# [Given request]
Can you reproduce the material word for word, from its first line through the line containing "data-label: −0.22% [538,355,713,406]", with both of those lines included?

# [Records for processing]
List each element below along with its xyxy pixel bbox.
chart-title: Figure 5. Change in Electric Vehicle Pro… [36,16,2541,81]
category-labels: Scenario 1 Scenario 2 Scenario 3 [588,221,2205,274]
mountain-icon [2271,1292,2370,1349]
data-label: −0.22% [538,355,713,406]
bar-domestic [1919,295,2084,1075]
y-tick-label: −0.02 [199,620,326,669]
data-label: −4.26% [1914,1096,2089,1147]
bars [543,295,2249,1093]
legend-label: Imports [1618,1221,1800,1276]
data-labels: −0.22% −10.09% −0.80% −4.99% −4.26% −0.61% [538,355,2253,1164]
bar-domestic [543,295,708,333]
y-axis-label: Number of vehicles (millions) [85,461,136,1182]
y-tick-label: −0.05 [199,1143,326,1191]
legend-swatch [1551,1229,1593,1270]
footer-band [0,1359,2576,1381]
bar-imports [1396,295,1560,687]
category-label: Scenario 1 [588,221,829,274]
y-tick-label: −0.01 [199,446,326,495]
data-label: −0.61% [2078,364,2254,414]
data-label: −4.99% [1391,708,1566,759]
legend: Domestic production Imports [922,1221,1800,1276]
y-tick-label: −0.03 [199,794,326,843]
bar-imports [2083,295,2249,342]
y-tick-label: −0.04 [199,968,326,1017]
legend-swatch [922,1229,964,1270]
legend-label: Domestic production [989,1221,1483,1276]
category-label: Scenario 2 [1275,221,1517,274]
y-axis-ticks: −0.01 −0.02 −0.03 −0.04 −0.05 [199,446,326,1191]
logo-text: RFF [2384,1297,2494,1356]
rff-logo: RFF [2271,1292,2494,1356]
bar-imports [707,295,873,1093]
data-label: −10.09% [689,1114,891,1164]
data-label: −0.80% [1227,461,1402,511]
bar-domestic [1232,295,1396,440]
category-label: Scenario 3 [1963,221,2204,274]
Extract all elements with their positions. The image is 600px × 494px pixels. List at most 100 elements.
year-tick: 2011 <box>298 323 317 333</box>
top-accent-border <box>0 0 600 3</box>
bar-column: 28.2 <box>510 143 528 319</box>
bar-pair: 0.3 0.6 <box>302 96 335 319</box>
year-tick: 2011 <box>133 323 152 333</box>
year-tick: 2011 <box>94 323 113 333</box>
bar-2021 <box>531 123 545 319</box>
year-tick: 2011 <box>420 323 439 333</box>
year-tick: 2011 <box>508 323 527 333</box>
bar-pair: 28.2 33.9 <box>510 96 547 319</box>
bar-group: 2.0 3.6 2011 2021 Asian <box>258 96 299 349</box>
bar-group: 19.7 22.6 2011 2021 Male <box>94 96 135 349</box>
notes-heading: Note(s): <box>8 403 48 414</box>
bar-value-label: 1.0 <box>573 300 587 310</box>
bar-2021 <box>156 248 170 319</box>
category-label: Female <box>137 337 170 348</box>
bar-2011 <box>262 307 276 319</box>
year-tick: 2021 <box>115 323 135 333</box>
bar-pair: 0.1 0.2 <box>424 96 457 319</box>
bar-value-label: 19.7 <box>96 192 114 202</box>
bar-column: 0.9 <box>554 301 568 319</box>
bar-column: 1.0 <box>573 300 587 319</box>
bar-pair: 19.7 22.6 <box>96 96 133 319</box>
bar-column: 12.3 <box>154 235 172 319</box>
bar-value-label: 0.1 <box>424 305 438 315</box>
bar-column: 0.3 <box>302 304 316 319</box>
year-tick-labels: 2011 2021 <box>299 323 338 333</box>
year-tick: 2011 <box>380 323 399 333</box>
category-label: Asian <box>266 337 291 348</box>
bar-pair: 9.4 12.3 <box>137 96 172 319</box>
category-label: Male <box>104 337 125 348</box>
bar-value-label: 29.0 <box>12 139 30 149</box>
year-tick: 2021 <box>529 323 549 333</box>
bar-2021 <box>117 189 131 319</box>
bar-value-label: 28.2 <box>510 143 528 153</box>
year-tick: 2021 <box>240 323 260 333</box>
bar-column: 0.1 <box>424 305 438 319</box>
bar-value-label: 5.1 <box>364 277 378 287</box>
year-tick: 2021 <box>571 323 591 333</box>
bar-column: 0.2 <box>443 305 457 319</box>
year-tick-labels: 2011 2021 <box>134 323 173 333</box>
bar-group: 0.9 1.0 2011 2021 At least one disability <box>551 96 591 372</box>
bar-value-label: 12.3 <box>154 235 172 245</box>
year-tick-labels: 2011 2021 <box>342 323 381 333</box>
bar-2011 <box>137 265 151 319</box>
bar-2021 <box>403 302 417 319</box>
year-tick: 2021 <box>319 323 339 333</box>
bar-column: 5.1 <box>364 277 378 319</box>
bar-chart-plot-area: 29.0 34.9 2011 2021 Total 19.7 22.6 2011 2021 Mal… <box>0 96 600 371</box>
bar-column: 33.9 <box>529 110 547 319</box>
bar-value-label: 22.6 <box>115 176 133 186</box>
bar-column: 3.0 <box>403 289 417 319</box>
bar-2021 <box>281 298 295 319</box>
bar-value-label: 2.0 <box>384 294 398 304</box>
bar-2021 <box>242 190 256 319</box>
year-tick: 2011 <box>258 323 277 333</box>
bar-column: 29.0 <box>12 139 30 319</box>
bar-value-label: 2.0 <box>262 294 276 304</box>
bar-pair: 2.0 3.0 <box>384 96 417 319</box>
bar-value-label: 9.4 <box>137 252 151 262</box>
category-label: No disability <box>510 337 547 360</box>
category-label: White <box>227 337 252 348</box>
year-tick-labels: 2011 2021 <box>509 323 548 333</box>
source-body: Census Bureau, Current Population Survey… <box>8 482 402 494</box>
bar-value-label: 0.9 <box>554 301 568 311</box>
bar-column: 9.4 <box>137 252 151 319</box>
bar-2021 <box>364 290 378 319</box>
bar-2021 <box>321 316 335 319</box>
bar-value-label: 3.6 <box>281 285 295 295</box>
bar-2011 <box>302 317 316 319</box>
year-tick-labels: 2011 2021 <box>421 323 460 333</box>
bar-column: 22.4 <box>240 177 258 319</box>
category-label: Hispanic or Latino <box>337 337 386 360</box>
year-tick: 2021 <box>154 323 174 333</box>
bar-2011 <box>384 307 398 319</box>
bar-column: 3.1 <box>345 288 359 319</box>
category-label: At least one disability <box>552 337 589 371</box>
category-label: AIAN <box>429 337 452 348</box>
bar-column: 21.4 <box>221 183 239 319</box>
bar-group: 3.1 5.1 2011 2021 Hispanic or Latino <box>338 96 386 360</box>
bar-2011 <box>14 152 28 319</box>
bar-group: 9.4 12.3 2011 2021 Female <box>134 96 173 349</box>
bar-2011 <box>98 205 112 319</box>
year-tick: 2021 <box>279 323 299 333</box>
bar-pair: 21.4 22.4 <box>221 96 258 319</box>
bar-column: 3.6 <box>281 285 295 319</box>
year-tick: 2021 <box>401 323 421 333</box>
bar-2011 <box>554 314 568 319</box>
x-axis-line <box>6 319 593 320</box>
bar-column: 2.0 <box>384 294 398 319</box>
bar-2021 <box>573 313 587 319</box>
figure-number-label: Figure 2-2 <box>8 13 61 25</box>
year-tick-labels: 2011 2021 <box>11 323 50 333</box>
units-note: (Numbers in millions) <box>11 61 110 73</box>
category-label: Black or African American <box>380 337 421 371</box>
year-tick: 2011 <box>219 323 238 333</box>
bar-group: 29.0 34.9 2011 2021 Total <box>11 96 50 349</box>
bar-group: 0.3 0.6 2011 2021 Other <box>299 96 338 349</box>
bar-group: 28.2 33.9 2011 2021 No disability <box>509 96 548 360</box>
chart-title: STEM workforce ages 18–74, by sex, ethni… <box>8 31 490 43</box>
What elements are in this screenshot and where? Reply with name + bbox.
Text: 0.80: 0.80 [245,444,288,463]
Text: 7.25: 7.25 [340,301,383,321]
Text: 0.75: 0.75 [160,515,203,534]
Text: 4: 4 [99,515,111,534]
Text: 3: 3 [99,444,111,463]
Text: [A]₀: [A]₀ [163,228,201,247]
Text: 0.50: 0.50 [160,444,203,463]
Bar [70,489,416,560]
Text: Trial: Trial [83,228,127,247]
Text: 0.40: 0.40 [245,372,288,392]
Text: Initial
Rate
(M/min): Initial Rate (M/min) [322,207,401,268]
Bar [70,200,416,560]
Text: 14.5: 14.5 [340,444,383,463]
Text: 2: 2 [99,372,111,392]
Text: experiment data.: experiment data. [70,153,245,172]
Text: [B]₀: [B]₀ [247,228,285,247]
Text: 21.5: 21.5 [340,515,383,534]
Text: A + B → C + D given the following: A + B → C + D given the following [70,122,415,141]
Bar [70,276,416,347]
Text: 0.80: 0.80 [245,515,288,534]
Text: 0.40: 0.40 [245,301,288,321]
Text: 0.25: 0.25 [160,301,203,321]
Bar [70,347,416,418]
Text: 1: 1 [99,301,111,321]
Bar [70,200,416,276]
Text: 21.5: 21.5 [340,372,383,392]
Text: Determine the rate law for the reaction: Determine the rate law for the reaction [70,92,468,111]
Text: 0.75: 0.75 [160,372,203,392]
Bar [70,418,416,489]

# [Expected output]
List each element below along with its xyxy pixel bbox.
chart-title: Figure 5. Change in Electric Vehicle Pro… [36,16,2541,81]
category-labels: Scenario 1 Scenario 2 Scenario 3 [588,221,2205,274]
mountain-icon [2271,1292,2370,1349]
data-label: −0.22% [538,355,713,406]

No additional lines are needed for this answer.